-- Data to use --
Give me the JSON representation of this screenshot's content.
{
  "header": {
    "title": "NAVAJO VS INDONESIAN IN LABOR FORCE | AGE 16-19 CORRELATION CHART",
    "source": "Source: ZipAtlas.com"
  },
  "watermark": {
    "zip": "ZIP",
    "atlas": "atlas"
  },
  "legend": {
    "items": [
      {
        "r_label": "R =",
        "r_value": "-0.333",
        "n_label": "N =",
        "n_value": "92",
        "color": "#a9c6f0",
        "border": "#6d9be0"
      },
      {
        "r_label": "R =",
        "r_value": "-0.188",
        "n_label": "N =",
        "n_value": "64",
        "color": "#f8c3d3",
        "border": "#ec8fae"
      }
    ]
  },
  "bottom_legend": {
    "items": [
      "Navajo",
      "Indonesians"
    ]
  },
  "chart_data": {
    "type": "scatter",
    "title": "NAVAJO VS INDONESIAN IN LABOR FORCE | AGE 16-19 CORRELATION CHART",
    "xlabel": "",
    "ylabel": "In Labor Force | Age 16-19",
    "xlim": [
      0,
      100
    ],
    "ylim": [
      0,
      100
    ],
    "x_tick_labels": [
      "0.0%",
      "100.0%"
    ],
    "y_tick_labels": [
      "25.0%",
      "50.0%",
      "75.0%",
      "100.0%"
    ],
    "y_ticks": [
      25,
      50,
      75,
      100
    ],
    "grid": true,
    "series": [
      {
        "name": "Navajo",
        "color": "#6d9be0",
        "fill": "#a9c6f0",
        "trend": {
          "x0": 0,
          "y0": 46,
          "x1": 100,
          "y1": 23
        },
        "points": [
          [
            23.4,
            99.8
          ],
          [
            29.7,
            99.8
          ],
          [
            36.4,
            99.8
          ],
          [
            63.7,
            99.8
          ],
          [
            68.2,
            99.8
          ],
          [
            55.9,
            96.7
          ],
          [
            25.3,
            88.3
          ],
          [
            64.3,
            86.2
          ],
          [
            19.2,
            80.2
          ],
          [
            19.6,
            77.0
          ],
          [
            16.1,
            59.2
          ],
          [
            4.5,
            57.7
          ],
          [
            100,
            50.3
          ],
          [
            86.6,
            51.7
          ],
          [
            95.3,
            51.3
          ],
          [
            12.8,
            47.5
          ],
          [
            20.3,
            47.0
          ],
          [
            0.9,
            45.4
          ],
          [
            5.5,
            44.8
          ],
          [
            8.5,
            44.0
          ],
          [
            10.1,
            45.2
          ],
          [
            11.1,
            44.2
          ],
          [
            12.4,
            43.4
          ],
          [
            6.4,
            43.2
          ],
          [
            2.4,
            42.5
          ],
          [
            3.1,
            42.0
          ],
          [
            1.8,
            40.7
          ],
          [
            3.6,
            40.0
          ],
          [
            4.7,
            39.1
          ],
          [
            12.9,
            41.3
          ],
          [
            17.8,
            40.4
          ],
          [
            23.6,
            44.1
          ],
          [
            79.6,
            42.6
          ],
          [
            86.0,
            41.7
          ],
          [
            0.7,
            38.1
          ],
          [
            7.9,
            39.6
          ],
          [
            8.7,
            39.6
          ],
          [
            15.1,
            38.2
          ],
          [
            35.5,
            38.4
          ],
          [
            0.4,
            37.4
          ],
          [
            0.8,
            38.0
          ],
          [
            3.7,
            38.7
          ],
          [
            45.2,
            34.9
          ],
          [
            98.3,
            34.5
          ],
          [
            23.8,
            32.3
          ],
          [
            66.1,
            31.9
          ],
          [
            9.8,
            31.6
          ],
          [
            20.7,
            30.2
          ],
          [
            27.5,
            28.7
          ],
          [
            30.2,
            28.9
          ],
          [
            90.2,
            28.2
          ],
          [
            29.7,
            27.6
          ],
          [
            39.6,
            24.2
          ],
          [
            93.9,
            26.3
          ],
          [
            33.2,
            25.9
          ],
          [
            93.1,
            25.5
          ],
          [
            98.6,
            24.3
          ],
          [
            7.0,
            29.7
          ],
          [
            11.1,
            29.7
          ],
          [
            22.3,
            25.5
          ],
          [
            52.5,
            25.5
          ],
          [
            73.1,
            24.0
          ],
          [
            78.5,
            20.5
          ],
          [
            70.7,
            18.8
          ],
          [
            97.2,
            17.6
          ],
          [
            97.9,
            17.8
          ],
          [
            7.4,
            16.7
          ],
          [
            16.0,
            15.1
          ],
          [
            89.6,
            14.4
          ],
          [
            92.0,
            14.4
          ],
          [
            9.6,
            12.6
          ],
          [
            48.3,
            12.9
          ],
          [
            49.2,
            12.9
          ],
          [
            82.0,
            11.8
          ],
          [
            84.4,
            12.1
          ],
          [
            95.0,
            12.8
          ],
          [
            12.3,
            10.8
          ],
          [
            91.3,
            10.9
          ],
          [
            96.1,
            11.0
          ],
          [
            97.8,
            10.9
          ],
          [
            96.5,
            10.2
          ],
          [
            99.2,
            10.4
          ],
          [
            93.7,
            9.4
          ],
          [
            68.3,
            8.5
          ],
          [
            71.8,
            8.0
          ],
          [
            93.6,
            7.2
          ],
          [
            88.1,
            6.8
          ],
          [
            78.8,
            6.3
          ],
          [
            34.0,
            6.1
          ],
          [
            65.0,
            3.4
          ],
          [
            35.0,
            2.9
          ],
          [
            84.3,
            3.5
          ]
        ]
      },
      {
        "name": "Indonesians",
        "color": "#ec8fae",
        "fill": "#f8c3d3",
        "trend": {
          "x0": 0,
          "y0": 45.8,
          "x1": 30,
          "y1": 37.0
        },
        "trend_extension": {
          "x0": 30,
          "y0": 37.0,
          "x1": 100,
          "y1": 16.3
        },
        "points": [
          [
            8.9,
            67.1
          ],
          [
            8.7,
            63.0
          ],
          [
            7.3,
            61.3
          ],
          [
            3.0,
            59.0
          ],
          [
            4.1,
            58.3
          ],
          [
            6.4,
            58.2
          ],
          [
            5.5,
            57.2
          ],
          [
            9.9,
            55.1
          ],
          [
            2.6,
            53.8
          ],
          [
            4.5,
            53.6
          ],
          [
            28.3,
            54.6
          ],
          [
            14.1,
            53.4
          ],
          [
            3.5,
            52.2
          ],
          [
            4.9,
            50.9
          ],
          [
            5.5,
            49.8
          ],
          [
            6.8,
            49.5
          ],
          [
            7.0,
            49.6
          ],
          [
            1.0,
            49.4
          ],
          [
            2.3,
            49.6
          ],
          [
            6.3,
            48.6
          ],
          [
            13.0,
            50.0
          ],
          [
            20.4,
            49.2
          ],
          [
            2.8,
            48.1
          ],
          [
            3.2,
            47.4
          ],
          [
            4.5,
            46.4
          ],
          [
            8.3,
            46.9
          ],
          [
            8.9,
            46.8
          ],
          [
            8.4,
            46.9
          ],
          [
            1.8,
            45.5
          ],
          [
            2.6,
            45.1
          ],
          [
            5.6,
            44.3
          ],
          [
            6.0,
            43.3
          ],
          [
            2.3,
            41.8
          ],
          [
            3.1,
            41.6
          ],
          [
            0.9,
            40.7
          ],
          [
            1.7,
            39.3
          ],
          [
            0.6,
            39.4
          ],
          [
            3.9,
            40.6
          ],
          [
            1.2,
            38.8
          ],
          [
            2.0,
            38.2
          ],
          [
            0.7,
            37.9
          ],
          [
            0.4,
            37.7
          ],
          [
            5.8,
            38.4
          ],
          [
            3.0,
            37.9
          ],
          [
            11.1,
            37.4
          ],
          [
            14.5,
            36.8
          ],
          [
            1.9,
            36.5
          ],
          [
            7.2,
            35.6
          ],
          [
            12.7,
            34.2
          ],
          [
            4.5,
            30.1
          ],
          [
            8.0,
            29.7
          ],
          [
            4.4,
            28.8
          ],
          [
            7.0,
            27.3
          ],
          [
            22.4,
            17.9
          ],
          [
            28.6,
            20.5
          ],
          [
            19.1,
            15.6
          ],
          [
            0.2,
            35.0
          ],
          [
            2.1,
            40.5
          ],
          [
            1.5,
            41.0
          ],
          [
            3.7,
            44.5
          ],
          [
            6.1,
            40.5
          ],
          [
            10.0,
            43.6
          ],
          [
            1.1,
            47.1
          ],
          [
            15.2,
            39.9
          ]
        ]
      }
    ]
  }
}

-- Do this --
Among the entries above, how many lines hold the word "color"? Reply with only that number.

-- Task output --
4